- _Problem_
Go through the listing and return every line with "regional" in it.
>> START Recorded data
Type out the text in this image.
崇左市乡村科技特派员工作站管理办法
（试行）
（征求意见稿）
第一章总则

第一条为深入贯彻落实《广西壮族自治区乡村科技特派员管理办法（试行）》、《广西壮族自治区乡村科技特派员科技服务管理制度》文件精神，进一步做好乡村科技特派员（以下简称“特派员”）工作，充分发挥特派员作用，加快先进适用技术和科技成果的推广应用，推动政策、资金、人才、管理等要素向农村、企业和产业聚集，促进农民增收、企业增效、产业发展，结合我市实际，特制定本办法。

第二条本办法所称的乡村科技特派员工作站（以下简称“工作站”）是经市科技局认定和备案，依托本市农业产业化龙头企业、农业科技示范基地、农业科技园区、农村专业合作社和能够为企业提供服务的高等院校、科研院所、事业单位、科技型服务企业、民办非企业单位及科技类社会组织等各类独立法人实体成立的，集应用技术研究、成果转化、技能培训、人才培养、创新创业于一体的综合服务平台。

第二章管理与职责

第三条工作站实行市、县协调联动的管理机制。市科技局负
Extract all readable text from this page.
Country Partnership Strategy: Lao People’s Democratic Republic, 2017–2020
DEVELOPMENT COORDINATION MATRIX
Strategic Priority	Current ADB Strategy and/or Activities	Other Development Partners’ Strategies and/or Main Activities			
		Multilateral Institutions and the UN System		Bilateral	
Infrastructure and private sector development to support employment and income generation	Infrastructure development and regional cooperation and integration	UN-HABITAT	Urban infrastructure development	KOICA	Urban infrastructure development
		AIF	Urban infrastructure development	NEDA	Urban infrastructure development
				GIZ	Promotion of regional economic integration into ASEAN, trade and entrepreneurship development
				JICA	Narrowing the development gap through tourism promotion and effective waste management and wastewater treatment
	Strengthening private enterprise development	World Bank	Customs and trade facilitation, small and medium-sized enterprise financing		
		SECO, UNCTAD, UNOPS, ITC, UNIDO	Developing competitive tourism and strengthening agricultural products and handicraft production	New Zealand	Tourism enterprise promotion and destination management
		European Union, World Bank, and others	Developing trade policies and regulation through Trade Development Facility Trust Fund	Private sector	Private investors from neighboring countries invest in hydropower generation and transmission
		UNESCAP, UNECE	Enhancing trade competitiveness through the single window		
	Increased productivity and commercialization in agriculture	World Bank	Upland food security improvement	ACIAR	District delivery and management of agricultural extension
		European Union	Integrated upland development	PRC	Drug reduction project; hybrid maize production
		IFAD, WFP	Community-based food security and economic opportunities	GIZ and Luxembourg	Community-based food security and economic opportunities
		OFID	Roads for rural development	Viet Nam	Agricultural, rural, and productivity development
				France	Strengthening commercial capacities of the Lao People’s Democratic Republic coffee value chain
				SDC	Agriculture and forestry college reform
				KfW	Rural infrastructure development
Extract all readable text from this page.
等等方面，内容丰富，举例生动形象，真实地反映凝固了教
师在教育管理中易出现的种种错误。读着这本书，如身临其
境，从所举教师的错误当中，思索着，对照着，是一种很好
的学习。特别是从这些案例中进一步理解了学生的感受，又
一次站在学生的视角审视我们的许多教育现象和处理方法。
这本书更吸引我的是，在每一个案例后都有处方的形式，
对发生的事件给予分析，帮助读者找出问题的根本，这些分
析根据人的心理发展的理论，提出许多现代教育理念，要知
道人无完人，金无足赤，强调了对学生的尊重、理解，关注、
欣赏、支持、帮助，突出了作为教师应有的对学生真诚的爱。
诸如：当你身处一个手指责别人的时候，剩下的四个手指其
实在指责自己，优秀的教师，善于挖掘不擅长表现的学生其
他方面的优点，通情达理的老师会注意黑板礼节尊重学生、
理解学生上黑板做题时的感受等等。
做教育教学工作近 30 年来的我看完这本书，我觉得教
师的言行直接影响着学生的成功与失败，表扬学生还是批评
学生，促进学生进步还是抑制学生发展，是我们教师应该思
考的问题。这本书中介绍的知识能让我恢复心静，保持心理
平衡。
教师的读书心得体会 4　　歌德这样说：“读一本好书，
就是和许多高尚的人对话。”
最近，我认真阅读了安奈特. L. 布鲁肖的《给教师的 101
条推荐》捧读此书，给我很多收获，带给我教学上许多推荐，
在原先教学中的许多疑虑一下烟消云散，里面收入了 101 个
>> END Recorded data
- _Completed task_
Infrastructure and private sector development to support employment and income generation	Infrastructure development and regional cooperation and integration	UN-HABITAT	Urban infrastructure development	KOICA	Urban infrastructure development
				GIZ	Promotion of regional economic integration into ASEAN, trade and entrepreneurship development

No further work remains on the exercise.